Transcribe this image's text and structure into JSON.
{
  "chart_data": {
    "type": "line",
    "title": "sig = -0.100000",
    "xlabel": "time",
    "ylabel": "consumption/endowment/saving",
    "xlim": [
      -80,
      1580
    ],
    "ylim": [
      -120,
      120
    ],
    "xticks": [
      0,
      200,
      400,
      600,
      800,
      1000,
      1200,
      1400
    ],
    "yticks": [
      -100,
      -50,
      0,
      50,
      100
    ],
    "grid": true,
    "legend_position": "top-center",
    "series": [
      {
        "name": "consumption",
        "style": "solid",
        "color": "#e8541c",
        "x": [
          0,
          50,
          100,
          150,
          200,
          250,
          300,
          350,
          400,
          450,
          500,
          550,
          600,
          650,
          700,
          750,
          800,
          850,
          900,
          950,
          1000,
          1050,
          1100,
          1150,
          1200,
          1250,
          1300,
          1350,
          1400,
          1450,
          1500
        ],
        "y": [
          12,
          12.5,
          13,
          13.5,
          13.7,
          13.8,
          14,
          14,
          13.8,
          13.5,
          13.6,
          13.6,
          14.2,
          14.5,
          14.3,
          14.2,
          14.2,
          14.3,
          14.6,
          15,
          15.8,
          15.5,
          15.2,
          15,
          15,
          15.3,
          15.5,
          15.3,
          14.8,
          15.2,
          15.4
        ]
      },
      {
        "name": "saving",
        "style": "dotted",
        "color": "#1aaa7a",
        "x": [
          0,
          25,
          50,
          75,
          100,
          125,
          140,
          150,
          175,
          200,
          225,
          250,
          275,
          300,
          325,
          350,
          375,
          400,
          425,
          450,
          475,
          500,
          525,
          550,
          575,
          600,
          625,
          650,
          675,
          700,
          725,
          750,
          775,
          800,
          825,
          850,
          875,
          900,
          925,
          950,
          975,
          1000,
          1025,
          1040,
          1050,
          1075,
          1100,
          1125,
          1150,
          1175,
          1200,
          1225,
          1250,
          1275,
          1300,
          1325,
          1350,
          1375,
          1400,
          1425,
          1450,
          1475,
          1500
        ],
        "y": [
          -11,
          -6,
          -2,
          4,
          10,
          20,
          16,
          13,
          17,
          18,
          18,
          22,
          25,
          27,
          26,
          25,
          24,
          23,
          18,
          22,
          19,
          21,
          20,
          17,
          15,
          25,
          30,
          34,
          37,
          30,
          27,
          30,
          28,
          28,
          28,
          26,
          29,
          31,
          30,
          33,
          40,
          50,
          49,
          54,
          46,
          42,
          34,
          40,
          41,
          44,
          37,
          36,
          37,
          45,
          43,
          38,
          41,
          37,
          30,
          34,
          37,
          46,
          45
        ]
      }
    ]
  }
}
-------------------------
Retype the material in full. Each word must match.

Transcribe this image's text and structure into JSON.
{
  "chart_data": {
    "type": "line",
    "title": "sig = -0.100000",
    "xlabel": "time",
    "ylabel": "consumption/endowment/saving",
    "xlim": [
      -80,
      1580
    ],
    "ylim": [
      -120,
      120
    ],
    "xticks": [
      0,
      200,
      400,
      600,
      800,
      1000,
      1200,
      1400
    ],
    "yticks": [
      -100,
      -50,
      0,
      50,
      100
    ],
    "grid": true,
    "legend_position": "top-center",
    "series": [
      {
        "name": "consumption",
        "style": "solid",
        "color": "#e8541c",
        "x": [
          0,
          50,
          100,
          150,
          200,
          250,
          300,
          350,
          400,
          450,
          500,
          550,
          600,
          650,
          700,
          750,
          800,
          850,
          900,
          950,
          1000,
          1050,
          1100,
          1150,
          1200,
          1250,
          1300,
          1350,
          1400,
          1450,
          1500
        ],
        "y": [
          12,
          12.5,
          13,
          13.5,
          13.7,
          13.8,
          14,
          14,
          13.8,
          13.5,
          13.6,
          13.6,
          14.2,
          14.5,
          14.3,
          14.2,
          14.2,
          14.3,
          14.6,
          15,
          15.8,
          15.5,
          15.2,
          15,
          15,
          15.3,
          15.5,
          15.3,
          14.8,
          15.2,
          15.4
        ]
      },
      {
        "name": "saving",
        "style": "dotted",
        "color": "#1aaa7a",
        "x": [
          0,
          25,
          50,
          75,
          100,
          125,
          140,
          150,
          175,
          200,
          225,
          250,
          275,
          300,
          325,
          350,
          375,
          400,
          425,
          450,
          475,
          500,
          525,
          550,
          575,
          600,
          625,
          650,
          675,
          700,
          725,
          750,
          775,
          800,
          825,
          850,
          875,
          900,
          925,
          950,
          975,
          1000,
          1025,
          1040,
          1050,
          1075,
          1100,
          1125,
          1150,
          1175,
          1200,
          1225,
          1250,
          1275,
          1300,
          1325,
          1350,
          1375,
          1400,
          1425,
          1450,
          1475,
          1500
        ],
        "y": [
          -11,
          -6,
          -2,
          4,
          10,
          20,
          16,
          13,
          17,
          18,
          18,
          22,
          25,
          27,
          26,
          25,
          24,
          23,
          18,
          22,
          19,
          21,
          20,
          17,
          15,
          25,
          30,
          34,
          37,
          30,
          27,
          30,
          28,
          28,
          28,
          26,
          29,
          31,
          30,
          33,
          40,
          50,
          49,
          54,
          46,
          42,
          34,
          40,
          41,
          44,
          37,
          36,
          37,
          45,
          43,
          38,
          41,
          37,
          30,
          34,
          37,
          46,
          45
        ]
      }
    ]
  }
}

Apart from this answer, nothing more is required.